PROBLEM DETAILS: Start at the line that has "- volume-bar: [148, 814, 176, 834]" and stop after the line that has "- x-tick-label: Aug: [153, 843, 173, 855]". Write those lines out again, replacing every "volume-bar" with "volume-column" and changing nothing else.

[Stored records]
* * *

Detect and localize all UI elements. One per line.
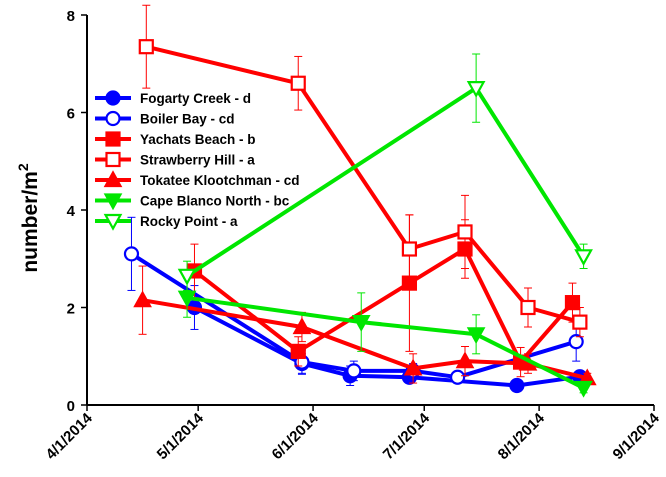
data-point <box>177 268 197 286</box>
legend-label: Fogarty Creek - d <box>140 91 251 106</box>
legend-item-fogarty-creek-d: Fogarty Creek - d <box>95 90 251 106</box>
series-strawberry-hill-a <box>138 4 588 338</box>
legend-item-strawberry-hill-a: Strawberry Hill - a <box>95 151 255 168</box>
data-point <box>572 314 588 330</box>
data-point <box>574 380 593 398</box>
data-point <box>520 299 536 316</box>
data-point <box>177 290 197 308</box>
legend-marker <box>105 131 121 147</box>
data-point <box>292 317 312 335</box>
data-point <box>346 363 362 379</box>
data-point <box>123 246 140 262</box>
legend-marker <box>103 170 123 188</box>
error-bars <box>142 4 584 338</box>
x-tick-label: 4/1/2014 <box>43 409 97 463</box>
series-rocky-point-a <box>177 53 593 291</box>
legend: Fogarty Creek - d Boiler Bay - cd Yachats … <box>95 90 300 231</box>
legend-label: Tokatee Klootchman - cd <box>140 173 300 188</box>
x-tick-label: 9/1/2014 <box>610 409 664 463</box>
series-layer <box>123 4 597 398</box>
x-tick-label: 5/1/2014 <box>154 409 208 463</box>
x-tick-label: 6/1/2014 <box>269 409 323 463</box>
legend-label: Rocky Point - a <box>140 214 238 229</box>
legend-label: Cape Blanco North - bc <box>140 194 290 209</box>
data-point <box>564 295 581 311</box>
data-point <box>290 343 306 359</box>
data-point <box>466 327 486 345</box>
series-line <box>130 252 577 380</box>
legend-item-tokatee-klootchman-cd: Tokatee Klootchman - cd <box>95 170 300 188</box>
legend-item-rocky-point-a: Rocky Point - a <box>95 213 238 231</box>
data-point <box>133 290 152 308</box>
legend-marker <box>105 90 121 106</box>
legend-item-boiler-bay-cd: Boiler Bay - cd <box>95 110 235 127</box>
data-point <box>290 75 306 91</box>
y-tick-label: 0 <box>67 398 75 415</box>
series-line <box>193 305 581 388</box>
series-line <box>193 247 575 365</box>
x-tick-label: 8/1/2014 <box>495 409 549 463</box>
legend-marker <box>105 110 121 127</box>
data-point <box>455 351 475 369</box>
legend-item-yachats-beach-b: Yachats Beach - b <box>95 131 256 147</box>
data-point <box>351 315 371 332</box>
data-point <box>509 377 525 394</box>
series-line <box>186 295 585 390</box>
y-tick-label: 6 <box>67 106 75 123</box>
y-axis-label-superscript: 2 <box>15 163 31 171</box>
y-axis-label: number/m2 <box>15 163 42 273</box>
legend-marker <box>105 151 121 168</box>
data-point <box>403 358 423 376</box>
legend-label: Strawberry Hill - a <box>140 153 255 168</box>
y-axis-label-text: number/m <box>19 171 42 273</box>
legend-item-cape-blanco-north-bc: Cape Blanco North - bc <box>95 193 290 211</box>
data-point <box>138 39 154 55</box>
series-line <box>145 44 581 325</box>
data-point <box>574 249 593 267</box>
data-point <box>466 81 486 98</box>
y-tick-label: 2 <box>67 301 75 318</box>
legend-label: Yachats Beach - b <box>140 132 256 147</box>
legend-marker <box>103 193 123 211</box>
legend-marker <box>103 213 123 231</box>
series-cape-blanco-north-bc <box>177 277 593 398</box>
legend-label: Boiler Bay - cd <box>140 112 235 127</box>
data-point <box>568 334 584 350</box>
data-point <box>401 241 418 257</box>
data-point <box>449 369 466 385</box>
y-tick-label: 4 <box>67 203 76 220</box>
x-tick-label: 7/1/2014 <box>380 409 434 463</box>
y-tick-label: 8 <box>67 8 75 25</box>
data-point <box>457 224 473 240</box>
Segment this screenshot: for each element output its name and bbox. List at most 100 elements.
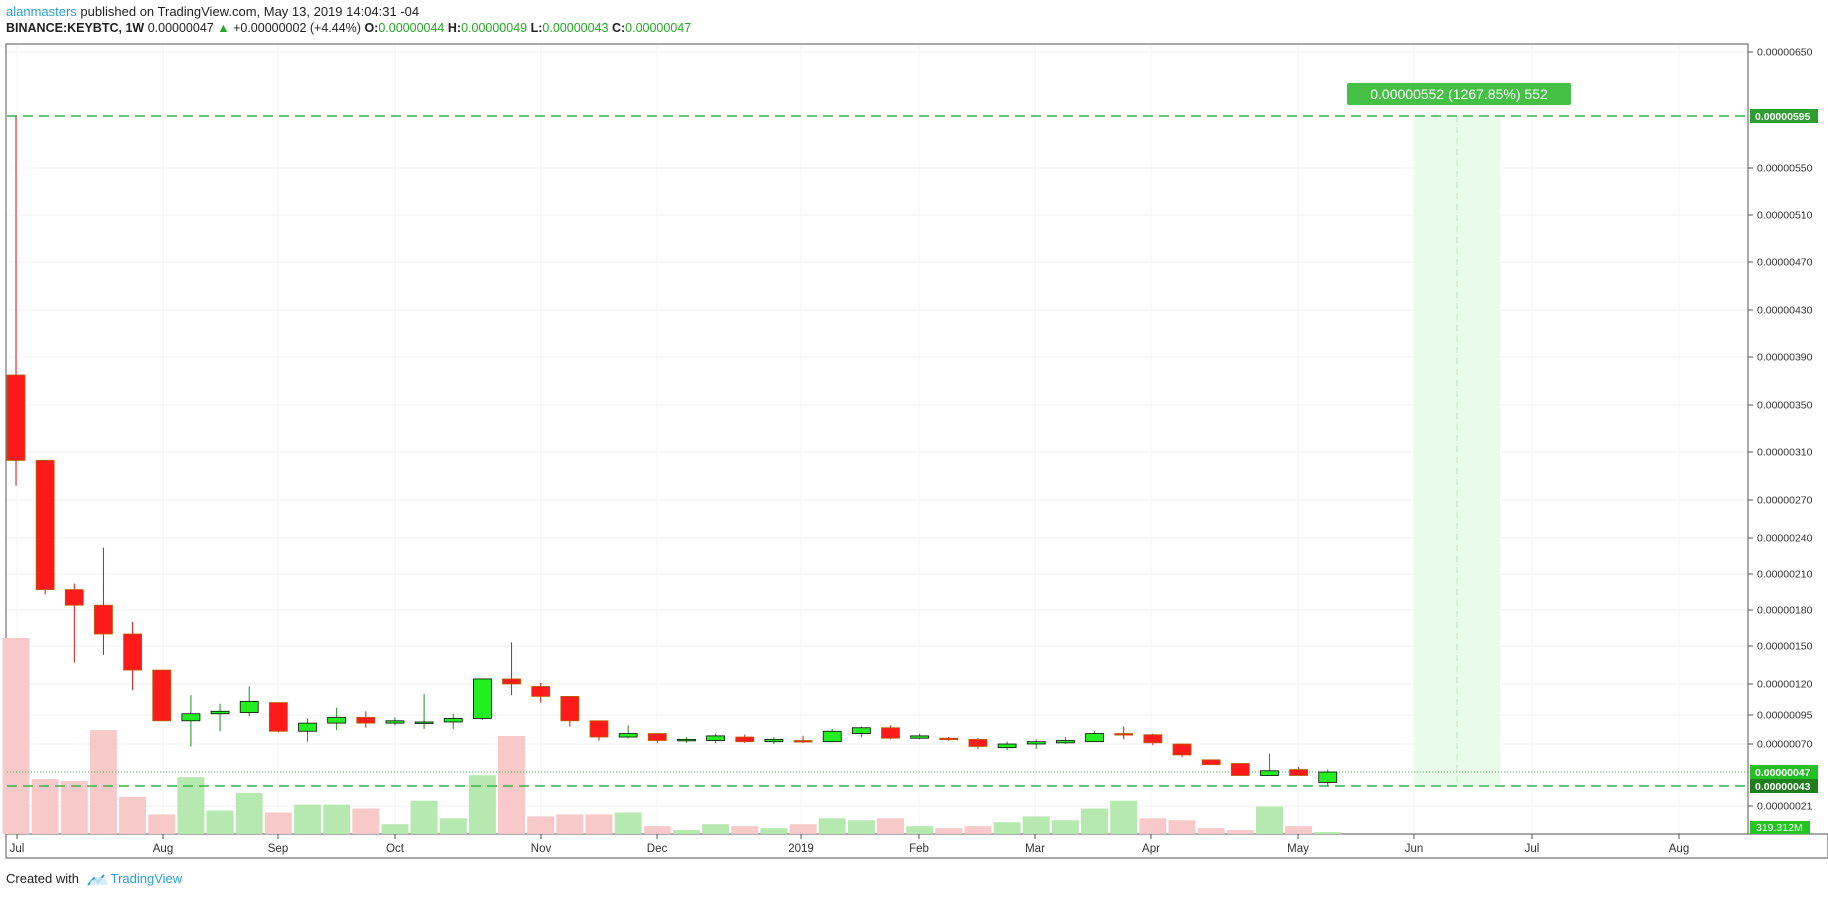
- volume-bar: [148, 814, 176, 834]
- y-tick-label: 0.00000120: [1757, 679, 1813, 691]
- volume-bar: [556, 814, 584, 834]
- volume-bar: [672, 830, 700, 834]
- candle-body[interactable]: [268, 702, 288, 732]
- high-label: H:: [447, 21, 462, 35]
- volume-bar: [1168, 820, 1196, 834]
- candle-body[interactable]: [35, 459, 55, 590]
- candle-body[interactable]: [239, 700, 259, 713]
- candle-body[interactable]: [1085, 733, 1104, 743]
- candle-body[interactable]: [327, 716, 347, 724]
- x-tick-label: Dec: [647, 843, 668, 855]
- candle-body[interactable]: [472, 678, 492, 719]
- close-value: 0.00000047: [625, 21, 692, 35]
- volume-bar: [1285, 826, 1313, 834]
- candle-body[interactable]: [181, 713, 201, 722]
- x-tick-label: Jul: [1525, 843, 1540, 855]
- candle-body[interactable]: [356, 716, 376, 724]
- high-value: 0.00000049: [461, 21, 528, 35]
- x-tick-label: Aug: [153, 843, 173, 855]
- y-tick-label: 0.00000310: [1757, 447, 1813, 459]
- candle-body[interactable]: [822, 730, 842, 743]
- measure-label: 0.00000552 (1267.85%) 552: [1370, 86, 1548, 102]
- footer: Created with TradingView: [6, 871, 182, 886]
- candle-body[interactable]: [1143, 734, 1163, 744]
- candle-body[interactable]: [968, 738, 988, 747]
- candle-body[interactable]: [64, 589, 84, 606]
- candle-body[interactable]: [1201, 759, 1221, 766]
- volume-bar: [498, 736, 526, 834]
- volume-bar: [643, 826, 671, 834]
- candle-body[interactable]: [589, 720, 609, 738]
- x-tick-label: Nov: [531, 843, 552, 855]
- candle-body[interactable]: [939, 737, 959, 741]
- candle-body[interactable]: [1318, 771, 1338, 783]
- y-tick-label: 0.00000270: [1757, 495, 1813, 507]
- candle-body[interactable]: [677, 738, 696, 742]
- x-tick-label: Sep: [268, 843, 288, 855]
- y-tick-label: 0.00000210: [1757, 569, 1813, 581]
- volume-bar: [294, 804, 321, 834]
- volume-bar: [1314, 832, 1342, 834]
- volume-bar: [352, 808, 380, 834]
- x-tick-label: Feb: [909, 843, 929, 855]
- candle-body[interactable]: [618, 733, 638, 738]
- volume-bar: [2, 638, 30, 834]
- candle-body[interactable]: [123, 633, 142, 671]
- candle-body[interactable]: [881, 727, 900, 739]
- candle-body[interactable]: [560, 696, 580, 722]
- candle-body[interactable]: [298, 722, 317, 732]
- volume-bar: [468, 775, 496, 834]
- volume-bar: [264, 812, 292, 834]
- target-price-label-box: [1750, 109, 1818, 123]
- volume-bar: [1226, 830, 1254, 834]
- candle-body[interactable]: [1289, 769, 1308, 776]
- candle-body[interactable]: [735, 736, 755, 743]
- x-tick-label: Apr: [1142, 843, 1160, 855]
- low-value: 0.00000043: [542, 21, 609, 35]
- x-tick-label: Jun: [1405, 843, 1424, 855]
- support-price-label: 0.00000043: [1755, 781, 1811, 793]
- candle-body[interactable]: [997, 743, 1017, 749]
- candle-body[interactable]: [1026, 741, 1046, 745]
- candle-body[interactable]: [1260, 770, 1279, 776]
- candle-body[interactable]: [647, 733, 667, 741]
- candle-body[interactable]: [6, 374, 26, 461]
- symbol-legend: BINANCE:KEYBTC, 1W 0.00000047 ▲ +0.00000…: [6, 21, 691, 35]
- candle-body[interactable]: [502, 678, 521, 685]
- open-value: 0.00000044: [378, 21, 445, 35]
- candle-body[interactable]: [152, 669, 172, 722]
- candle-body[interactable]: [414, 721, 434, 724]
- candle-body[interactable]: [764, 738, 784, 743]
- candle-body[interactable]: [851, 727, 871, 734]
- candle-body[interactable]: [1172, 743, 1192, 756]
- volume-bar: [789, 824, 817, 834]
- candle-body[interactable]: [1114, 733, 1134, 736]
- author-link[interactable]: alanmasters: [6, 4, 77, 19]
- candle-body[interactable]: [531, 686, 551, 697]
- tradingview-brand[interactable]: TradingView: [110, 871, 183, 886]
- candle-body[interactable]: [706, 735, 725, 741]
- volume-bar: [410, 800, 438, 834]
- symbol-name[interactable]: BINANCE:KEYBTC, 1W: [6, 21, 145, 35]
- y-tick-label: 0.00000510: [1757, 210, 1813, 222]
- price-chart[interactable]: 0.00000650 0.00000550 0.00000510 0.00000470…: [0, 0, 1828, 866]
- y-tick-label: 0.00000070: [1757, 739, 1813, 751]
- candle-body[interactable]: [910, 735, 930, 739]
- candle-body[interactable]: [793, 740, 813, 743]
- candle-body[interactable]: [1230, 763, 1250, 776]
- candle-body[interactable]: [210, 710, 230, 715]
- volume-bar: [60, 781, 88, 834]
- candle-body[interactable]: [94, 604, 113, 635]
- volume-bar: [847, 820, 875, 834]
- y-tick-label: 0.00000095: [1757, 710, 1813, 722]
- candle-body[interactable]: [385, 720, 405, 724]
- candle-body[interactable]: [443, 718, 463, 723]
- volume-bar: [1139, 818, 1167, 834]
- y-tick-label: 0.00000021: [1757, 801, 1813, 813]
- y-tick-label: 0.00000650: [1757, 47, 1813, 59]
- volume-bar: [527, 816, 555, 834]
- candle-body[interactable]: [1056, 740, 1075, 744]
- low-label: L:: [530, 21, 543, 35]
- volume-bar: [381, 824, 409, 834]
- volume-bar: [1255, 806, 1283, 834]
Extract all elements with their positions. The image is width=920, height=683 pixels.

* * *

TASK ANSWER:
- volume-column: [148, 814, 176, 834]
- y-tick-label: 0.00000120: [1757, 679, 1813, 691]
- volume-column: [556, 814, 584, 834]
- volume-column: [672, 830, 700, 834]
- candle-body[interactable]: [268, 702, 288, 732]
- high-label: H:: [447, 21, 462, 35]
- volume-column: [1168, 820, 1196, 834]
- candle-body[interactable]: [35, 459, 55, 590]
- candle-body[interactable]: [239, 700, 259, 713]
- candle-body[interactable]: [1085, 733, 1104, 743]
- candle-body[interactable]: [327, 716, 347, 724]
- x-tick-label: Dec: [647, 843, 668, 855]
- candle-body[interactable]: [472, 678, 492, 719]
- close-value: 0.00000047: [625, 21, 692, 35]
- volume-column: [1285, 826, 1313, 834]
- candle-body[interactable]: [181, 713, 201, 722]
- x-tick-label: Jul: [1525, 843, 1540, 855]
- candle-body[interactable]: [356, 716, 376, 724]
- high-value: 0.00000049: [461, 21, 528, 35]
- x-tick-label: Aug: [153, 843, 173, 855]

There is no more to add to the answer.